▸ **Task details**: Faithfully return all lines, omitting every embedded picture.

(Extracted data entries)

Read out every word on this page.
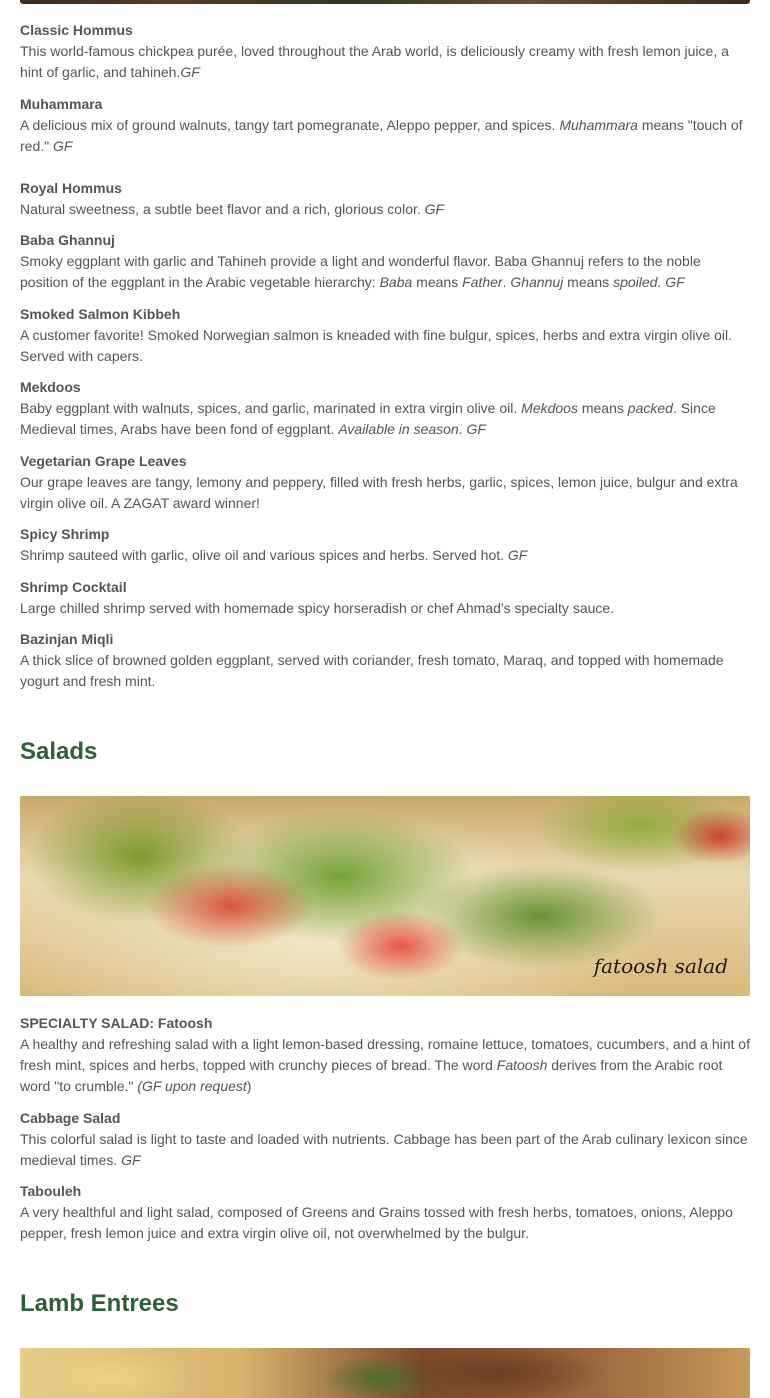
Classic Hommus
This world-famous chickpea purée, loved throughout the Arab world, is deliciously creamy with fresh lemon juice, a hint of garlic, and tahineh.GF
Muhammara
A delicious mix of ground walnuts, tangy tart pomegranate, Aleppo pepper, and spices. Muhammara means "touch of red." GF
Royal Hommus
Natural sweetness, a subtle beet flavor and a rich, glorious color. GF
Baba Ghannuj
Smoky eggplant with garlic and Tahineh provide a light and wonderful flavor. Baba Ghannuj refers to the noble position of the eggplant in the Arabic vegetable hierarchy: Baba means Father. Ghannuj means spoiled. GF
Smoked Salmon Kibbeh
A customer favorite! Smoked Norwegian salmon is kneaded with fine bulgur, spices, herbs and extra virgin olive oil. Served with capers.
Mekdoos
Baby eggplant with walnuts, spices, and garlic, marinated in extra virgin olive oil. Mekdoos means packed. Since Medieval times, Arabs have been fond of eggplant. Available in season. GF
Vegetarian Grape Leaves
Our grape leaves are tangy, lemony and peppery, filled with fresh herbs, garlic, spices, lemon juice, bulgur and extra virgin olive oil. A ZAGAT award winner!
Spicy Shrimp
Shrimp sauteed with garlic, olive oil and various spices and herbs. Served hot. GF
Shrimp Cocktail
Large chilled shrimp served with homemade spicy horseradish or chef Ahmad's specialty sauce.
Bazinjan Miqli
A thick slice of browned golden eggplant, served with coriander, fresh tomato, Maraq, and topped with homemade yogurt and fresh mint.
Salads
fatoosh salad
SPECIALTY SALAD: Fatoosh
A healthy and refreshing salad with a light lemon-based dressing, romaine lettuce, tomatoes, cucumbers, and a hint of fresh mint, spices and herbs, topped with crunchy pieces of bread. The word Fatoosh derives from the Arabic root word "to crumble." (GF upon request)
Cabbage Salad
This colorful salad is light to taste and loaded with nutrients. Cabbage has been part of the Arab culinary lexicon since medieval times. GF
Tabouleh
A very healthful and light salad, composed of Greens and Grains tossed with fresh herbs, tomatoes, onions, Aleppo pepper, fresh lemon juice and extra virgin olive oil, not overwhelmed by the bulgur.
Lamb Entrees
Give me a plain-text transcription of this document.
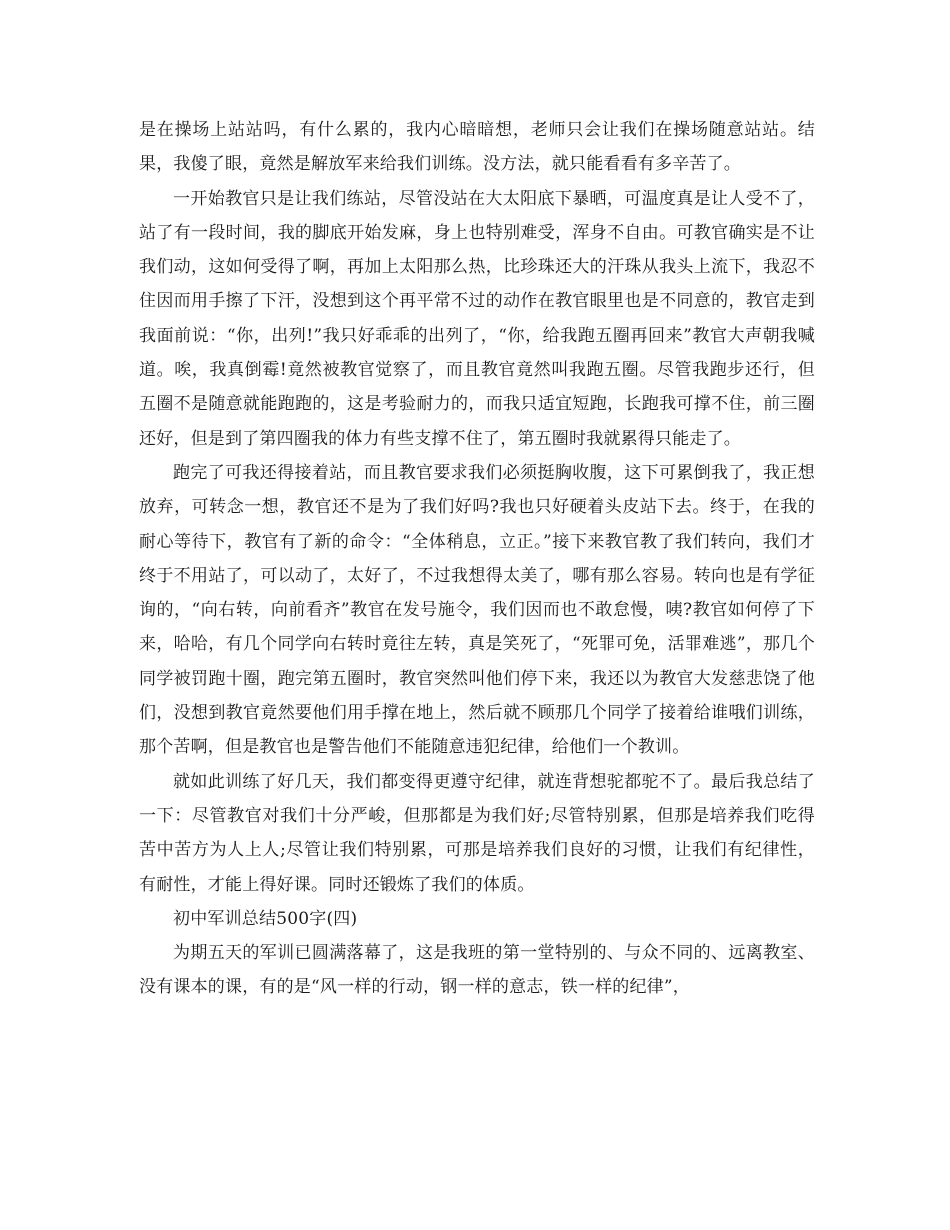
是在操场上站站吗，有什么累的，我内心暗暗想，老师只会让我们在操场随意站站。结果，我傻了眼，竟然是解放军来给我们训练。没方法，就只能看看有多辛苦了。

一开始教官只是让我们练站，尽管没站在大太阳底下暴晒，可温度真是让人受不了，站了有一段时间，我的脚底开始发麻，身上也特别难受，浑身不自由。可教官确实是不让我们动，这如何受得了啊，再加上太阳那么热，比珍珠还大的汗珠从我头上流下，我忍不住因而用手擦了下汗，没想到这个再平常不过的动作在教官眼里也是不同意的，教官走到我面前说：“你，出列!”我只好乖乖的出列了，“你，给我跑五圈再回来”教官大声朝我喊道。唉，我真倒霉!竟然被教官觉察了，而且教官竟然叫我跑五圈。尽管我跑步还行，但五圈不是随意就能跑跑的，这是考验耐力的，而我只适宜短跑，长跑我可撑不住，前三圈还好，但是到了第四圈我的体力有些支撑不住了，第五圈时我就累得只能走了。

跑完了可我还得接着站，而且教官要求我们必须挺胸收腹，这下可累倒我了，我正想放弃，可转念一想，教官还不是为了我们好吗?我也只好硬着头皮站下去。终于，在我的耐心等待下，教官有了新的命令：“全体稍息，立正。”接下来教官教了我们转向，我们才终于不用站了，可以动了，太好了，不过我想得太美了，哪有那么容易。转向也是有学征询的，“向右转，向前看齐”教官在发号施令，我们因而也不敢怠慢，咦?教官如何停了下来，哈哈，有几个同学向右转时竟往左转，真是笑死了，“死罪可免，活罪难逃”，那几个同学被罚跑十圈，跑完第五圈时，教官突然叫他们停下来，我还以为教官大发慈悲饶了他们，没想到教官竟然要他们用手撑在地上，然后就不顾那几个同学了接着给谁哦们训练，那个苦啊，但是教官也是警告他们不能随意违犯纪律，给他们一个教训。

就如此训练了好几天，我们都变得更遵守纪律，就连背想驼都驼不了。最后我总结了一下：尽管教官对我们十分严峻，但那都是为我们好;尽管特别累，但那是培养我们吃得苦中苦方为人上人;尽管让我们特别累，可那是培养我们良好的习惯，让我们有纪律性，有耐性，才能上得好课。同时还锻炼了我们的体质。

初中军训总结500字(四)

为期五天的军训已圆满落幕了，这是我班的第一堂特别的、与众不同的、远离教室、没有课本的课，有的是“风一样的行动，钢一样的意志，铁一样的纪律”，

▸ **Result of the task**:
Read out every word on this page.
Classic Hommus
This world-famous chickpea purée, loved throughout the Arab world, is deliciously creamy with fresh lemon juice, a hint of garlic, and tahineh.GF
Muhammara
A delicious mix of ground walnuts, tangy tart pomegranate, Aleppo pepper, and spices. Muhammara means "touch of red." GF
Royal Hommus
Natural sweetness, a subtle beet flavor and a rich, glorious color. GF
Baba Ghannuj
Smoky eggplant with garlic and Tahineh provide a light and wonderful flavor. Baba Ghannuj refers to the noble position of the eggplant in the Arabic vegetable hierarchy: Baba means Father. Ghannuj means spoiled. GF
Smoked Salmon Kibbeh
A customer favorite! Smoked Norwegian salmon is kneaded with fine bulgur, spices, herbs and extra virgin olive oil. Served with capers.
Mekdoos
Baby eggplant with walnuts, spices, and garlic, marinated in extra virgin olive oil. Mekdoos means packed. Since Medieval times, Arabs have been fond of eggplant. Available in season. GF
Vegetarian Grape Leaves
Our grape leaves are tangy, lemony and peppery, filled with fresh herbs, garlic, spices, lemon juice, bulgur and extra virgin olive oil. A ZAGAT award winner!
Spicy Shrimp
Shrimp sauteed with garlic, olive oil and various spices and herbs. Served hot. GF
Shrimp Cocktail
Large chilled shrimp served with homemade spicy horseradish or chef Ahmad's specialty sauce.
Bazinjan Miqli
A thick slice of browned golden eggplant, served with coriander, fresh tomato, Maraq, and topped with homemade yogurt and fresh mint.
Salads
fatoosh salad
SPECIALTY SALAD: Fatoosh
A healthy and refreshing salad with a light lemon-based dressing, romaine lettuce, tomatoes, cucumbers, and a hint of fresh mint, spices and herbs, topped with crunchy pieces of bread. The word Fatoosh derives from the Arabic root word "to crumble." (GF upon request)
Cabbage Salad
This colorful salad is light to taste and loaded with nutrients. Cabbage has been part of the Arab culinary lexicon since medieval times. GF
Tabouleh
A very healthful and light salad, composed of Greens and Grains tossed with fresh herbs, tomatoes, onions, Aleppo pepper, fresh lemon juice and extra virgin olive oil, not overwhelmed by the bulgur.
Lamb Entrees
Give me a plain-text transcription of this document.
是在操场上站站吗，有什么累的，我内心暗暗想，老师只会让我们在操场随意站站。结果，我傻了眼，竟然是解放军来给我们训练。没方法，就只能看看有多辛苦了。

一开始教官只是让我们练站，尽管没站在大太阳底下暴晒，可温度真是让人受不了，站了有一段时间，我的脚底开始发麻，身上也特别难受，浑身不自由。可教官确实是不让我们动，这如何受得了啊，再加上太阳那么热，比珍珠还大的汗珠从我头上流下，我忍不住因而用手擦了下汗，没想到这个再平常不过的动作在教官眼里也是不同意的，教官走到我面前说：“你，出列!”我只好乖乖的出列了，“你，给我跑五圈再回来”教官大声朝我喊道。唉，我真倒霉!竟然被教官觉察了，而且教官竟然叫我跑五圈。尽管我跑步还行，但五圈不是随意就能跑跑的，这是考验耐力的，而我只适宜短跑，长跑我可撑不住，前三圈还好，但是到了第四圈我的体力有些支撑不住了，第五圈时我就累得只能走了。

跑完了可我还得接着站，而且教官要求我们必须挺胸收腹，这下可累倒我了，我正想放弃，可转念一想，教官还不是为了我们好吗?我也只好硬着头皮站下去。终于，在我的耐心等待下，教官有了新的命令：“全体稍息，立正。”接下来教官教了我们转向，我们才终于不用站了，可以动了，太好了，不过我想得太美了，哪有那么容易。转向也是有学征询的，“向右转，向前看齐”教官在发号施令，我们因而也不敢怠慢，咦?教官如何停了下来，哈哈，有几个同学向右转时竟往左转，真是笑死了，“死罪可免，活罪难逃”，那几个同学被罚跑十圈，跑完第五圈时，教官突然叫他们停下来，我还以为教官大发慈悲饶了他们，没想到教官竟然要他们用手撑在地上，然后就不顾那几个同学了接着给谁哦们训练，那个苦啊，但是教官也是警告他们不能随意违犯纪律，给他们一个教训。

就如此训练了好几天，我们都变得更遵守纪律，就连背想驼都驼不了。最后我总结了一下：尽管教官对我们十分严峻，但那都是为我们好;尽管特别累，但那是培养我们吃得苦中苦方为人上人;尽管让我们特别累，可那是培养我们良好的习惯，让我们有纪律性，有耐性，才能上得好课。同时还锻炼了我们的体质。

初中军训总结500字(四)

为期五天的军训已圆满落幕了，这是我班的第一堂特别的、与众不同的、远离教室、没有课本的课，有的是“风一样的行动，钢一样的意志，铁一样的纪律”，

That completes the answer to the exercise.